## start
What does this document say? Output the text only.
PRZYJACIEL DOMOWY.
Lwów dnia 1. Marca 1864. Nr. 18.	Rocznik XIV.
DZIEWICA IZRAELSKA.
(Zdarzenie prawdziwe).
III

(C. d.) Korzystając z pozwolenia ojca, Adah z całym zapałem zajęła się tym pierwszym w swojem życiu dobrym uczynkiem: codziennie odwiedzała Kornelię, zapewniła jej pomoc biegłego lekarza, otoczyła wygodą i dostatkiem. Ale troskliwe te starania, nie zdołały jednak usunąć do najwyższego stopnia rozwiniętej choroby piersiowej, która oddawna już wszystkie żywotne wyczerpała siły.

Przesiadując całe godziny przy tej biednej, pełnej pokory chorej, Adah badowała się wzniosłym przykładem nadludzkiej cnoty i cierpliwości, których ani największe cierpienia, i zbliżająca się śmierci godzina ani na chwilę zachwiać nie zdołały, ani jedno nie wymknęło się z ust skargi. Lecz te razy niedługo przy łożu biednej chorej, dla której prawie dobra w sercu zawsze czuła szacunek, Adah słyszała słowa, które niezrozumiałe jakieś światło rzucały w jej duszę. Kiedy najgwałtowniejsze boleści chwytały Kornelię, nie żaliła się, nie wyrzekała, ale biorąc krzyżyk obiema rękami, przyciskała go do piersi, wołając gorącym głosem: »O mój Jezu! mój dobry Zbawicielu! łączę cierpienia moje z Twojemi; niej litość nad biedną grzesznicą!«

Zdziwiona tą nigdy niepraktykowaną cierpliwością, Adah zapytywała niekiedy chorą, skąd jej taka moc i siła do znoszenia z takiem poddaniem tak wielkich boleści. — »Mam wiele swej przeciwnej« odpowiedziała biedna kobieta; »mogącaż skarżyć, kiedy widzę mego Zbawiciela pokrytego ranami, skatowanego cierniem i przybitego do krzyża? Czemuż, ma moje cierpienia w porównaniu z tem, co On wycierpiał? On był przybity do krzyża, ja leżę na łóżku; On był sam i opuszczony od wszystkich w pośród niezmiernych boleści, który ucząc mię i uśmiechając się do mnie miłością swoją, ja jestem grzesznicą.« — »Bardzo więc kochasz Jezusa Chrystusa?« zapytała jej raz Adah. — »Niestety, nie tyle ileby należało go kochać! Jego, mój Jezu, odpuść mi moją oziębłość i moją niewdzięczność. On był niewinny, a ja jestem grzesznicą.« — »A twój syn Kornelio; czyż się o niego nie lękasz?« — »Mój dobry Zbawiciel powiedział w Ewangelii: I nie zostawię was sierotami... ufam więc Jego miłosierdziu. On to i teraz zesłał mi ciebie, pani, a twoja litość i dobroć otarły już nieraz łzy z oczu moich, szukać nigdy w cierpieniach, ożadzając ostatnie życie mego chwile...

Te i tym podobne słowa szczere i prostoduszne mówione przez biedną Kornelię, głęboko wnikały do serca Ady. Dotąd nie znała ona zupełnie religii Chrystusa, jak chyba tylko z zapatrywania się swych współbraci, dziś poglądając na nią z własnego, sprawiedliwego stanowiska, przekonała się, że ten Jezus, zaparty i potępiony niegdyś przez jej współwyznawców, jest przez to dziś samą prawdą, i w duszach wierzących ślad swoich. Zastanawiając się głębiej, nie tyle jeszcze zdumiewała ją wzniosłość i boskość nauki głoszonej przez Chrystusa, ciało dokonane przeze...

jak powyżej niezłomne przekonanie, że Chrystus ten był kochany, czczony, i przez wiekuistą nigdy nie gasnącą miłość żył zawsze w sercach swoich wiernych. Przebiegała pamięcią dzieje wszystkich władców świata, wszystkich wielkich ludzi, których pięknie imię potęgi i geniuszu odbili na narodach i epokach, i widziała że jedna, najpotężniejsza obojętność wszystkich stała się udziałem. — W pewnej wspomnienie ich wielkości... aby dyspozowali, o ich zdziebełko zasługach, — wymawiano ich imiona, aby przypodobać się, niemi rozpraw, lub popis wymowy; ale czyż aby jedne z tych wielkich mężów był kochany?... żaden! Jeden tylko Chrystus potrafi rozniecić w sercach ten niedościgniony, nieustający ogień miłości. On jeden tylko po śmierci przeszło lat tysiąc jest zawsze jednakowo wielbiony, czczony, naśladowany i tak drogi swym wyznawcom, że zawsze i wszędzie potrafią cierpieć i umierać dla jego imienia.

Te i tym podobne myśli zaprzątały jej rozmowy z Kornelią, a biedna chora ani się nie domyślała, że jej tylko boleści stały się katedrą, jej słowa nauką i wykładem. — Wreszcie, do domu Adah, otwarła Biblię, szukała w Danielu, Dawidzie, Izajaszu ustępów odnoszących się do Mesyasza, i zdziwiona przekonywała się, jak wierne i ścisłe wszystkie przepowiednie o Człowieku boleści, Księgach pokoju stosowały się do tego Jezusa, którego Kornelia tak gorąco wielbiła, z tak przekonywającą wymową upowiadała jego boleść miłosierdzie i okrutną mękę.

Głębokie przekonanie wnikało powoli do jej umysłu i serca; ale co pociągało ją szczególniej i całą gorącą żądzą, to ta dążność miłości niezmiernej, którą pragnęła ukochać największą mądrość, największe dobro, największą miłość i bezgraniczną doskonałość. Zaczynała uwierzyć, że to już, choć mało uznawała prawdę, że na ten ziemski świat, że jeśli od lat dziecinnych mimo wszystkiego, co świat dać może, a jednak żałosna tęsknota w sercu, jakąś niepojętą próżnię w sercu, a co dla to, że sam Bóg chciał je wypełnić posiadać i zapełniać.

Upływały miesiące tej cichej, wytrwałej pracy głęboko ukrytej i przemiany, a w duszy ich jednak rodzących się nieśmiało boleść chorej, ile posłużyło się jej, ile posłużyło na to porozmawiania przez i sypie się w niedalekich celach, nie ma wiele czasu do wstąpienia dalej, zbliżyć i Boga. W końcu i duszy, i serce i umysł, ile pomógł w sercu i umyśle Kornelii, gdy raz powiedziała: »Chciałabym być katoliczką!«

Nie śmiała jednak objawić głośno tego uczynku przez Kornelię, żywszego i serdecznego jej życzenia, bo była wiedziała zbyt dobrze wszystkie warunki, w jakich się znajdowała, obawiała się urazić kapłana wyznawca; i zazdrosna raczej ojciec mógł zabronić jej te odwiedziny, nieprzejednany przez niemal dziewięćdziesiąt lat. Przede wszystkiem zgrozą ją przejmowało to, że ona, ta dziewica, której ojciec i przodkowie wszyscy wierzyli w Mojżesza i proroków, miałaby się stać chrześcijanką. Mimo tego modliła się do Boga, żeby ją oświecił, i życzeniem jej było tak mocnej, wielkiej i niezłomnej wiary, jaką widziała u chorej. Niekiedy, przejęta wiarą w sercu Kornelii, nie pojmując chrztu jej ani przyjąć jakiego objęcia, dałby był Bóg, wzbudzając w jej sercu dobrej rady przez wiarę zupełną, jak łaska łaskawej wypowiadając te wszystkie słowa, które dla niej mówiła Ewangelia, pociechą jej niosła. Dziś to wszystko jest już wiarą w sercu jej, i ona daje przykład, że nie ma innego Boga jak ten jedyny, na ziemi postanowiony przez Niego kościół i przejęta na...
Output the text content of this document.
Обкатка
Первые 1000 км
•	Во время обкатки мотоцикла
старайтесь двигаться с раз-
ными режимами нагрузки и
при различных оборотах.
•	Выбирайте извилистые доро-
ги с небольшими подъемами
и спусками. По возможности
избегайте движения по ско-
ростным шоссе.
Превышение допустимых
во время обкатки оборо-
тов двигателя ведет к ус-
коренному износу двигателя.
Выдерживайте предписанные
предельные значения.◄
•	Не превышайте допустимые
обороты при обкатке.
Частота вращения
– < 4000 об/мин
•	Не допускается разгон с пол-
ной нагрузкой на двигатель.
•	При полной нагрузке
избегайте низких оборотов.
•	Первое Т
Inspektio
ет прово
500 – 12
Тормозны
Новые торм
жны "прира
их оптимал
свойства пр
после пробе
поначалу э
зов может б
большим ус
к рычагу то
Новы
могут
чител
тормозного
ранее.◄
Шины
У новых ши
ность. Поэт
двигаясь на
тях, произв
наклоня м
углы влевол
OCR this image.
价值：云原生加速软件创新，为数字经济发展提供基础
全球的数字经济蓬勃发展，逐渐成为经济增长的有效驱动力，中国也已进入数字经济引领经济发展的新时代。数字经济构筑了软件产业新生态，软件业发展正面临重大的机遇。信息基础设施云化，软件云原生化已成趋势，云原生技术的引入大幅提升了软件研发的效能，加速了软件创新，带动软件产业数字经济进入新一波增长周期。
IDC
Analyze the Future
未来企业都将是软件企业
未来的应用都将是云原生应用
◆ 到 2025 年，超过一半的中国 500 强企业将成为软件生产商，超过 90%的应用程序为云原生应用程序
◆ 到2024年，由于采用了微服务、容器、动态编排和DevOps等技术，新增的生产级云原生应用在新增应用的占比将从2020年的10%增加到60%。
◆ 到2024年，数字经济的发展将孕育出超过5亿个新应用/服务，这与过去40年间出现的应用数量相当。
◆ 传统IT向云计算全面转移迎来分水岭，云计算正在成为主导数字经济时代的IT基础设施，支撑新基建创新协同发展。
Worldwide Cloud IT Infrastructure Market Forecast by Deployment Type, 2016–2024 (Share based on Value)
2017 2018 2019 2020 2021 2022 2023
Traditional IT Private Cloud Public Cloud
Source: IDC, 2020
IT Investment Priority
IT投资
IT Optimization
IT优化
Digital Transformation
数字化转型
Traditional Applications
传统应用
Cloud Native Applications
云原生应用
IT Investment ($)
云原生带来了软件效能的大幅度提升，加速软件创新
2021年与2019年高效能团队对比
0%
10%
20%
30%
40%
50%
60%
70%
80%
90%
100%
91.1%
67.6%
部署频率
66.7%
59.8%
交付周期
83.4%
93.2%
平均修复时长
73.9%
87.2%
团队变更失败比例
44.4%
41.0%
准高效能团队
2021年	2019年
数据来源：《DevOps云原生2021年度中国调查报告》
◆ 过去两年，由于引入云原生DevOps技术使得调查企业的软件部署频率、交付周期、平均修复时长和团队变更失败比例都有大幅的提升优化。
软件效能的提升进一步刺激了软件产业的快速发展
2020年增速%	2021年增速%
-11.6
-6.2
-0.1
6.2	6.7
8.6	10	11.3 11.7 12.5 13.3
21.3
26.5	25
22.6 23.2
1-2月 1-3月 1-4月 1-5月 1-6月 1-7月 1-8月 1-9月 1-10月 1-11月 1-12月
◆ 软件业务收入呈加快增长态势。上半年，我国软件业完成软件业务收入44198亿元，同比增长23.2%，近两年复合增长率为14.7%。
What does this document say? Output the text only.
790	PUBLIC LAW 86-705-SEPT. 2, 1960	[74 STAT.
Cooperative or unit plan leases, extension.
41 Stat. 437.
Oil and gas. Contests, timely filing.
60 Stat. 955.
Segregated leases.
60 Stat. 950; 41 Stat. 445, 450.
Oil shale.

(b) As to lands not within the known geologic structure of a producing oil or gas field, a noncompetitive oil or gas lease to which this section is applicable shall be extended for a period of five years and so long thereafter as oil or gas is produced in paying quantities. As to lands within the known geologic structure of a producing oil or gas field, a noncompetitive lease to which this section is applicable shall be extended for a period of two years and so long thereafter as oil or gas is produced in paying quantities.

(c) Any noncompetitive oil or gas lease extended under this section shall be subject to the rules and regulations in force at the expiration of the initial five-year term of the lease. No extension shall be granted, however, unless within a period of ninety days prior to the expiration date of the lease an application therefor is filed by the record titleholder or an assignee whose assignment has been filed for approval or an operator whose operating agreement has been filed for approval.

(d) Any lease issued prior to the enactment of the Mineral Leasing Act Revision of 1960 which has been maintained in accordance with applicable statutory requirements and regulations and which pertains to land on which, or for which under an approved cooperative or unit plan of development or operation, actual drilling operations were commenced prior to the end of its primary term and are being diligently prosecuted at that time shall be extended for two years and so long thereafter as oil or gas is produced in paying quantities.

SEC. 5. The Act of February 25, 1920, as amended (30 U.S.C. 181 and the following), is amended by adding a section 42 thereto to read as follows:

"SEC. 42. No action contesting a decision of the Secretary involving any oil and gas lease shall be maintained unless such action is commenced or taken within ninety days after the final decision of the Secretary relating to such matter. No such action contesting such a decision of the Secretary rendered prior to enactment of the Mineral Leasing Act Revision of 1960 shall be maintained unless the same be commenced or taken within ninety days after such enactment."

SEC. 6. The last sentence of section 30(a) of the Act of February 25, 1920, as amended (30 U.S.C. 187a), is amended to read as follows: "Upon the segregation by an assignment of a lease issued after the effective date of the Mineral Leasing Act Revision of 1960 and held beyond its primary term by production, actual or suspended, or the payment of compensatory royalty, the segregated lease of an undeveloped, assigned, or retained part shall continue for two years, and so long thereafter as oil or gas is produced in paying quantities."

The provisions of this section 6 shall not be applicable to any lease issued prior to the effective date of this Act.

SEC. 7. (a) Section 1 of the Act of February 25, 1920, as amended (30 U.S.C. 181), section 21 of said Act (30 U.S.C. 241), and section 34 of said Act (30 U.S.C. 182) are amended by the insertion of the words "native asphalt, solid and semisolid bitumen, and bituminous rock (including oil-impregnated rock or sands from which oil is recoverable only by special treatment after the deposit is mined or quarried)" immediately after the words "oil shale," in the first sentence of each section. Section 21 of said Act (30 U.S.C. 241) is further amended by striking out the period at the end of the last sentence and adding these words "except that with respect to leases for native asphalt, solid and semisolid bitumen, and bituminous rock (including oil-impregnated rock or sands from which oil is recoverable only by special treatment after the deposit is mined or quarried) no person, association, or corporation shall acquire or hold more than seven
## end
• Task directions: Gather all lines from the listing above in which "Applications" occurs.

• Solved exercise:
Traditional Applications
Cloud Native Applications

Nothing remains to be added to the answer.